▸ What to produce:
Set it all down exactly, every record and every line.

▸ Input data:
::::::::::

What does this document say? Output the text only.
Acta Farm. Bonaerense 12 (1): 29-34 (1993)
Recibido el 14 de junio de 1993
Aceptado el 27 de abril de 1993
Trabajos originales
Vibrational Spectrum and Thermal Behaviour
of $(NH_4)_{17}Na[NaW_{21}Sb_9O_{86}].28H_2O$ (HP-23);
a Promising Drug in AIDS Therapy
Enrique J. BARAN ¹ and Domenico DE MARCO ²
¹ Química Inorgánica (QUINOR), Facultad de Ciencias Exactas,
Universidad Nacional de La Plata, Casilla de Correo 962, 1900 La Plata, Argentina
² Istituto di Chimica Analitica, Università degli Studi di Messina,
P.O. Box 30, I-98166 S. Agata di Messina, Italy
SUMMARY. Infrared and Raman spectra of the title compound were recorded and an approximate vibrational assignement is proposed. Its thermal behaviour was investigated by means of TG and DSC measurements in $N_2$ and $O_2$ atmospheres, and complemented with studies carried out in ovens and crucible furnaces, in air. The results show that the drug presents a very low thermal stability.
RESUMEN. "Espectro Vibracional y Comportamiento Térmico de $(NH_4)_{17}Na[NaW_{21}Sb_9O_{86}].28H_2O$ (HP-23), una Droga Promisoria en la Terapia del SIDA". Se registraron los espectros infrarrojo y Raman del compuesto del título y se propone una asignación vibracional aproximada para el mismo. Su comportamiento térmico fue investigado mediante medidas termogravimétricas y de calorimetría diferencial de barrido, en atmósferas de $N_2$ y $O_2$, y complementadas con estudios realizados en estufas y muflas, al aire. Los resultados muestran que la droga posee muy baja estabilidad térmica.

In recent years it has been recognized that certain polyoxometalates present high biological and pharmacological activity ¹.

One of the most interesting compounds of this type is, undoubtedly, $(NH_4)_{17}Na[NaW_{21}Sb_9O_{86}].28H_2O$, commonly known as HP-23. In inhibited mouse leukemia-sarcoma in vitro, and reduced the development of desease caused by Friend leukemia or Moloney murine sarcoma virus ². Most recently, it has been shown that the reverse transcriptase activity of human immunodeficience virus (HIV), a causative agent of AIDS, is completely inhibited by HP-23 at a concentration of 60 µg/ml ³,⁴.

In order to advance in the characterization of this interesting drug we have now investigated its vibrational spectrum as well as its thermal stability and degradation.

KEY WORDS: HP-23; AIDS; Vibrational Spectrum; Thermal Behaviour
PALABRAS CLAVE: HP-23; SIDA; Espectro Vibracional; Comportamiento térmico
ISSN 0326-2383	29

::::::::::

▸ Result for this exercise:
What does this document say? Output the text only.
Acta Farm. Bonaerense 12 (1): 29-34 (1993)
Recibido el 14 de junio de 1993
Aceptado el 27 de abril de 1993
Trabajos originales
Vibrational Spectrum and Thermal Behaviour
of $(NH_4)_{17}Na[NaW_{21}Sb_9O_{86}].28H_2O$ (HP-23);
a Promising Drug in AIDS Therapy
Enrique J. BARAN ¹ and Domenico DE MARCO ²
¹ Química Inorgánica (QUINOR), Facultad de Ciencias Exactas,
Universidad Nacional de La Plata, Casilla de Correo 962, 1900 La Plata, Argentina
² Istituto di Chimica Analitica, Università degli Studi di Messina,
P.O. Box 30, I-98166 S. Agata di Messina, Italy
SUMMARY. Infrared and Raman spectra of the title compound were recorded and an approximate vibrational assignement is proposed. Its thermal behaviour was investigated by means of TG and DSC measurements in $N_2$ and $O_2$ atmospheres, and complemented with studies carried out in ovens and crucible furnaces, in air. The results show that the drug presents a very low thermal stability.
RESUMEN. "Espectro Vibracional y Comportamiento Térmico de $(NH_4)_{17}Na[NaW_{21}Sb_9O_{86}].28H_2O$ (HP-23), una Droga Promisoria en la Terapia del SIDA". Se registraron los espectros infrarrojo y Raman del compuesto del título y se propone una asignación vibracional aproximada para el mismo. Su comportamiento térmico fue investigado mediante medidas termogravimétricas y de calorimetría diferencial de barrido, en atmósferas de $N_2$ y $O_2$, y complementadas con estudios realizados en estufas y muflas, al aire. Los resultados muestran que la droga posee muy baja estabilidad térmica.

In recent years it has been recognized that certain polyoxometalates present high biological and pharmacological activity ¹.

One of the most interesting compounds of this type is, undoubtedly, $(NH_4)_{17}Na[NaW_{21}Sb_9O_{86}].28H_2O$, commonly known as HP-23. In inhibited mouse leukemia-sarcoma in vitro, and reduced the development of desease caused by Friend leukemia or Moloney murine sarcoma virus ². Most recently, it has been shown that the reverse transcriptase activity of human immunodeficience virus (HIV), a causative agent of AIDS, is completely inhibited by HP-23 at a concentration of 60 µg/ml ³,⁴.

In order to advance in the characterization of this interesting drug we have now investigated its vibrational spectrum as well as its thermal stability and degradation.

KEY WORDS: HP-23; AIDS; Vibrational Spectrum; Thermal Behaviour
PALABRAS CLAVE: HP-23; SIDA; Espectro Vibracional; Comportamiento térmico
ISSN 0326-2383	29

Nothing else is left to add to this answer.